* [Directions]: Among the entries below, find the lines with "Policy" and copy them.

* [Data extract]:
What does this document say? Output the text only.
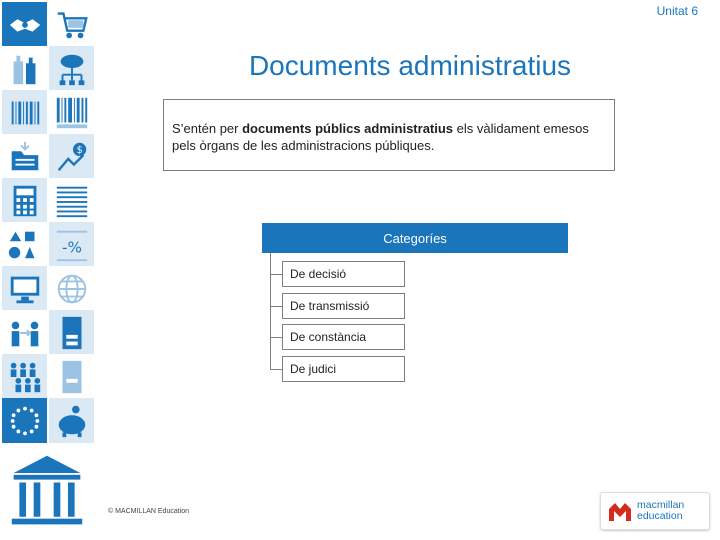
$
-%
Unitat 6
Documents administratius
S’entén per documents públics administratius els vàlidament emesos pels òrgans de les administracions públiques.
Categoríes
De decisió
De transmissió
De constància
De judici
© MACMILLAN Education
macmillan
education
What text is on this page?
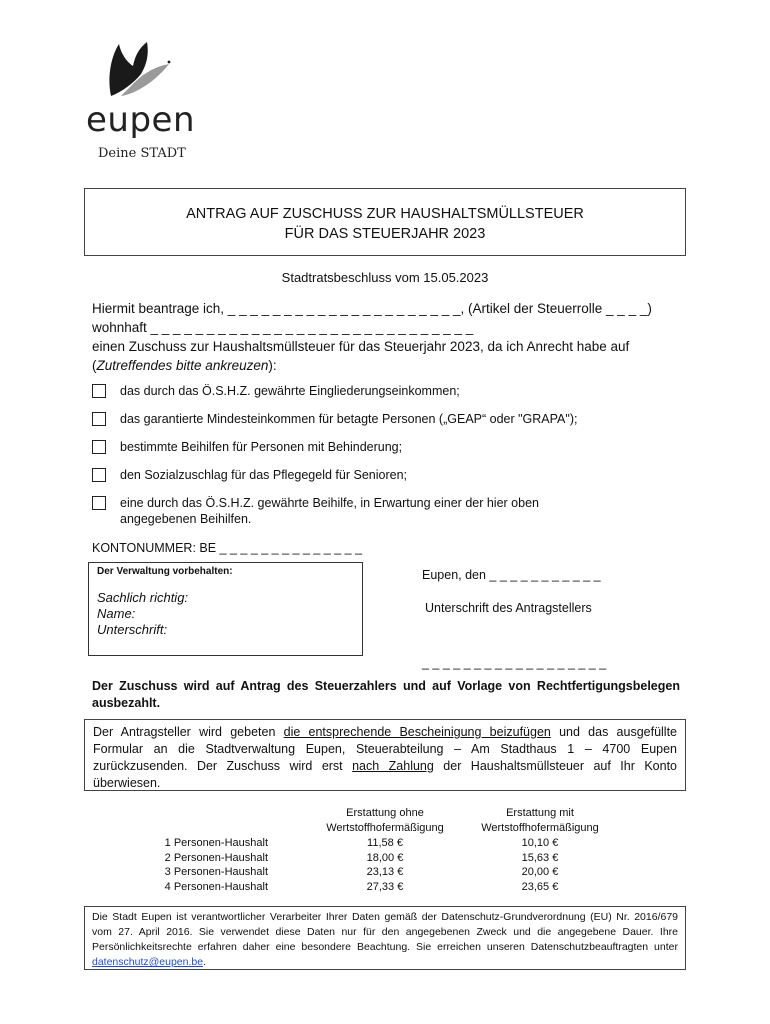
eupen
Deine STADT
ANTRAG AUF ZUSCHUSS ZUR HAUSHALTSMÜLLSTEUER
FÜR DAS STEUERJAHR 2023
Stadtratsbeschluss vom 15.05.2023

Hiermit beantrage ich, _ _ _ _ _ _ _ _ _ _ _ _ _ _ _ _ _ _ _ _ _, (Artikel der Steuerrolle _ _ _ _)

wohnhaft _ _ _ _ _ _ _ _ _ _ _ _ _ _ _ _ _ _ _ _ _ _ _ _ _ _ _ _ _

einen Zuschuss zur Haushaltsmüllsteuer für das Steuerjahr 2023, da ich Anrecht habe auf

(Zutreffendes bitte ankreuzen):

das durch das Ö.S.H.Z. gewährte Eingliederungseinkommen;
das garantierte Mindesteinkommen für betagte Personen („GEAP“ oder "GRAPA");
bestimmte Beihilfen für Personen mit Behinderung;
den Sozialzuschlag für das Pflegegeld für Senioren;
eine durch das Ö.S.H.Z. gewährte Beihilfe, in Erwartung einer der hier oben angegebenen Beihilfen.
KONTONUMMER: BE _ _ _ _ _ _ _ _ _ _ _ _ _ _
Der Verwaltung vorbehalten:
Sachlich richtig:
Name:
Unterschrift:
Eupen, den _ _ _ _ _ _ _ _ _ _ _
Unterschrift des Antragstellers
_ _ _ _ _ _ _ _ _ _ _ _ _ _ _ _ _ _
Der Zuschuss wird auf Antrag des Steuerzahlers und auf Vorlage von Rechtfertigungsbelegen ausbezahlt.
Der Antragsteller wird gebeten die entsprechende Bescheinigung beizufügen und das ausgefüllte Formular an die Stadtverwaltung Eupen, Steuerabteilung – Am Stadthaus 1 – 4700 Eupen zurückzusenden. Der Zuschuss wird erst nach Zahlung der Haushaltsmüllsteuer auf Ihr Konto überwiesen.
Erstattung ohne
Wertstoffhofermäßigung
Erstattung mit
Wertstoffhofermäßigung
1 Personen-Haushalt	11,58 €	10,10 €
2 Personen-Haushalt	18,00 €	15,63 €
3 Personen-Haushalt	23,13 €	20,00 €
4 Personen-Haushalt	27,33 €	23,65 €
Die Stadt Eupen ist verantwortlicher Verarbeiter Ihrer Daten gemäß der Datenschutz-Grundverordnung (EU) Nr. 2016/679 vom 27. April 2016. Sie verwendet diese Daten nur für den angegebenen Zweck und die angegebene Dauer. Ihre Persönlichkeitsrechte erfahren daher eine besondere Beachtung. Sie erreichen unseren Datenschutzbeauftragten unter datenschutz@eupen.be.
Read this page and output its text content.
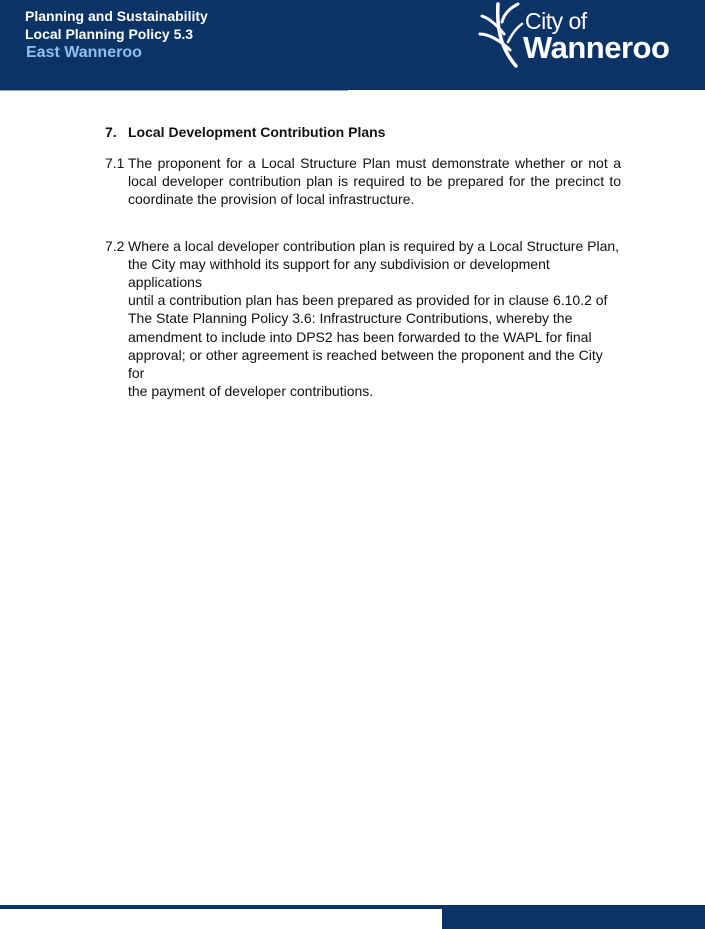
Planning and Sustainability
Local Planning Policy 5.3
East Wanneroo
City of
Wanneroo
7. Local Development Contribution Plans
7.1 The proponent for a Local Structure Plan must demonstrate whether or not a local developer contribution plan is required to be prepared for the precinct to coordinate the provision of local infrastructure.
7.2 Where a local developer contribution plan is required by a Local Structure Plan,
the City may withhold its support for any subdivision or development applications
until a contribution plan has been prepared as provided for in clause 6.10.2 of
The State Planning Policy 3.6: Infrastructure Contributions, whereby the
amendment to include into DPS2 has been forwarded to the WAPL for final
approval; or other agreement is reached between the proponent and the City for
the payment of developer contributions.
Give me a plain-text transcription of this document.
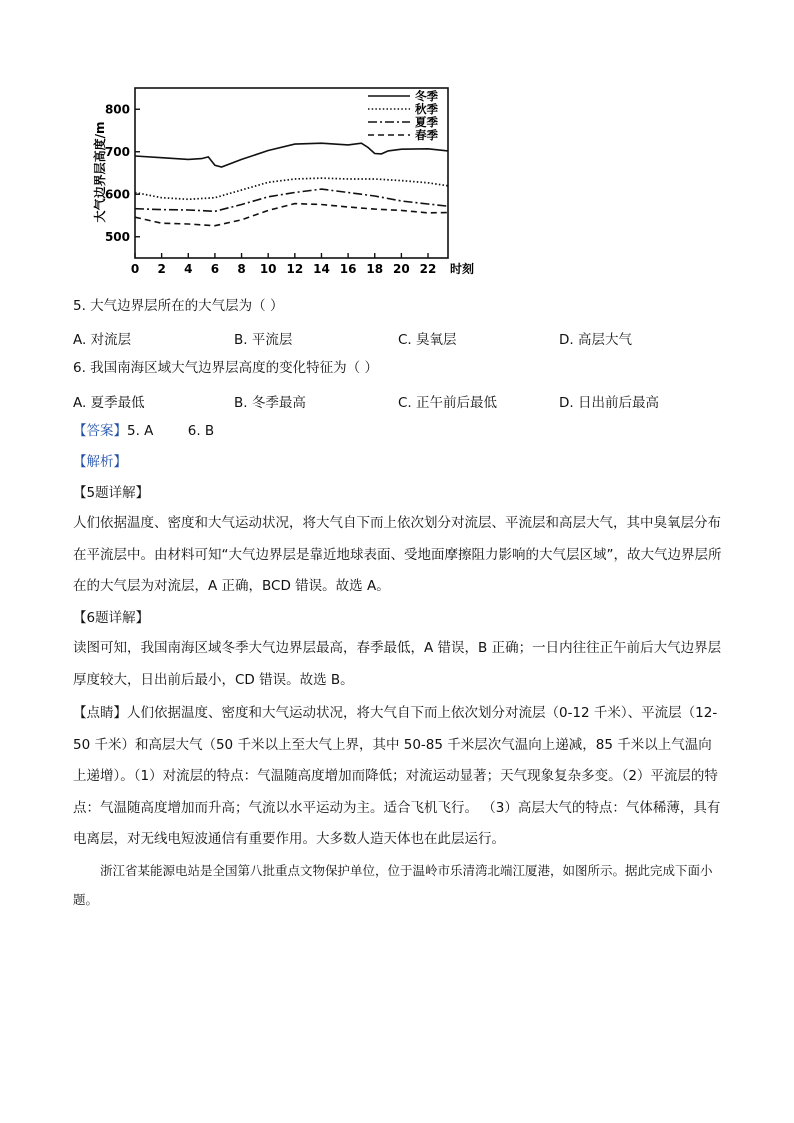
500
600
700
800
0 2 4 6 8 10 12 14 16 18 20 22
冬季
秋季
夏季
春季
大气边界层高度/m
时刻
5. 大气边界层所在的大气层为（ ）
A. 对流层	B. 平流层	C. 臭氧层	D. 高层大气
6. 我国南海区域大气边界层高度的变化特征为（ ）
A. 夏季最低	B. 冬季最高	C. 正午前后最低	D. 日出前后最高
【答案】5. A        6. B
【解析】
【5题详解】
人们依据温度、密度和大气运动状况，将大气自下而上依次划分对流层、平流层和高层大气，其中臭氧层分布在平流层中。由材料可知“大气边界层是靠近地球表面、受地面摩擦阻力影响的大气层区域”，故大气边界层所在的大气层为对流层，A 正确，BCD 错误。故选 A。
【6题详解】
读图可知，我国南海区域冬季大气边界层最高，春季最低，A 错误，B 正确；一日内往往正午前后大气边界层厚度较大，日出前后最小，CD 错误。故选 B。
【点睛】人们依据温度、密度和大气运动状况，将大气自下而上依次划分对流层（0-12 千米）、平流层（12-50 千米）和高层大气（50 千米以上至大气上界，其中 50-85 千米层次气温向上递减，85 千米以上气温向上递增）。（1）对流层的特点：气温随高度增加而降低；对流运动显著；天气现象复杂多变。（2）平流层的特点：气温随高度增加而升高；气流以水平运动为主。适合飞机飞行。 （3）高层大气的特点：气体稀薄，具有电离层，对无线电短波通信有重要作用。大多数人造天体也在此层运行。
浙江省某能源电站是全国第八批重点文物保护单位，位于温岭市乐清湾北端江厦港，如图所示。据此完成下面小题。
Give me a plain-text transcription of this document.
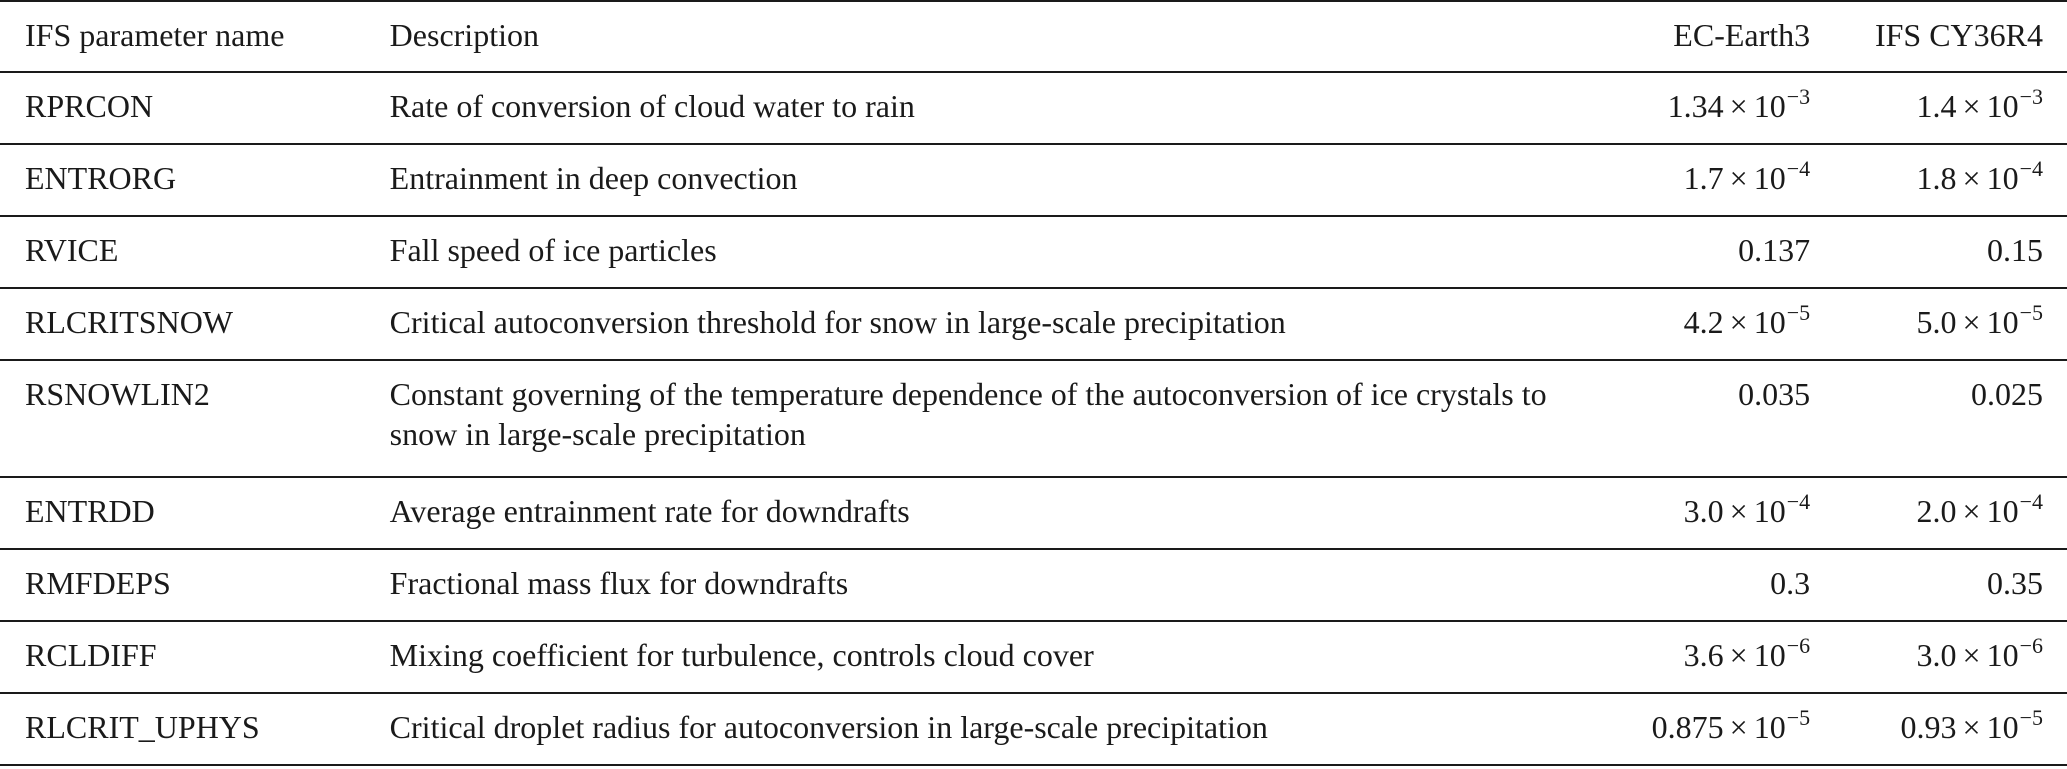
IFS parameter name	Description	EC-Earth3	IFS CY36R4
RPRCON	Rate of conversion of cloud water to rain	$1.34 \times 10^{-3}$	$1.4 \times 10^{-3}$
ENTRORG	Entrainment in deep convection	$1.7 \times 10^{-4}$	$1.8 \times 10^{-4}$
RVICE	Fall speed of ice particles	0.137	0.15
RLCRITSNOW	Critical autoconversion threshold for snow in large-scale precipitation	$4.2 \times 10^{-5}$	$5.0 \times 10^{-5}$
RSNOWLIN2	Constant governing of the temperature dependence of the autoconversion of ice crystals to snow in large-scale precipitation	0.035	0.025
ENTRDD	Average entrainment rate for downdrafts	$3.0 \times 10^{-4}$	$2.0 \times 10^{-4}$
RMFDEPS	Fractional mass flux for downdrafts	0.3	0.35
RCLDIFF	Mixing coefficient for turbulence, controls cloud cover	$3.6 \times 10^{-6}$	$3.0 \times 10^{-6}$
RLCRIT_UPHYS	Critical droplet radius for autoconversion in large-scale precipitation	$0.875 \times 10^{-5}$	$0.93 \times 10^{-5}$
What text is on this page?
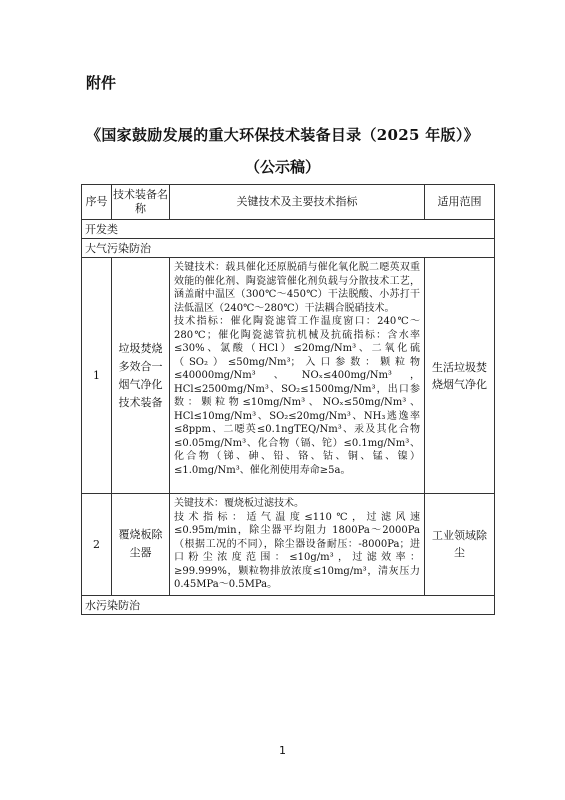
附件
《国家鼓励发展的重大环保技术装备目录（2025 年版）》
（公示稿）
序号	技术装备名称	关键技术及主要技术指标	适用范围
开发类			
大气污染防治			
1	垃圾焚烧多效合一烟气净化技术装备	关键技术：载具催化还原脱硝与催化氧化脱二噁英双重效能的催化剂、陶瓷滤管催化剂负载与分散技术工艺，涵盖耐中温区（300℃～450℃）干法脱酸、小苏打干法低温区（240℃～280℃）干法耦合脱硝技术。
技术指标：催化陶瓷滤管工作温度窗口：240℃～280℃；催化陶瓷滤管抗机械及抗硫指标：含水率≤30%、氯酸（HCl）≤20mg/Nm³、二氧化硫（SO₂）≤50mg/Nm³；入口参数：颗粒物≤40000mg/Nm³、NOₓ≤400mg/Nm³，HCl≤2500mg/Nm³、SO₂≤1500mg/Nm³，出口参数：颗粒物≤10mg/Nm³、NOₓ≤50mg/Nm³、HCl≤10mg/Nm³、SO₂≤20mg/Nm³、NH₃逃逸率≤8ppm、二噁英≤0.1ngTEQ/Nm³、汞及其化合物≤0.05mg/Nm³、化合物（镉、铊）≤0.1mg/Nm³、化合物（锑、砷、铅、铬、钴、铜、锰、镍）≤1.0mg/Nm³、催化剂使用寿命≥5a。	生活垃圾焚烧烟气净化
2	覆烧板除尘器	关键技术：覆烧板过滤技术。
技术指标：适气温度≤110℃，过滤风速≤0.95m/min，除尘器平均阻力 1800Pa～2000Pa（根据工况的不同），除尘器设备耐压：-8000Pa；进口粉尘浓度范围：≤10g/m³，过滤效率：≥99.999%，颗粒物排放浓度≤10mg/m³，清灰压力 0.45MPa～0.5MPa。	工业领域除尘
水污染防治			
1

* [Complete answer]:
Local Planning Policy 5.3
The State Planning Policy 3.6: Infrastructure Contributions, whereby the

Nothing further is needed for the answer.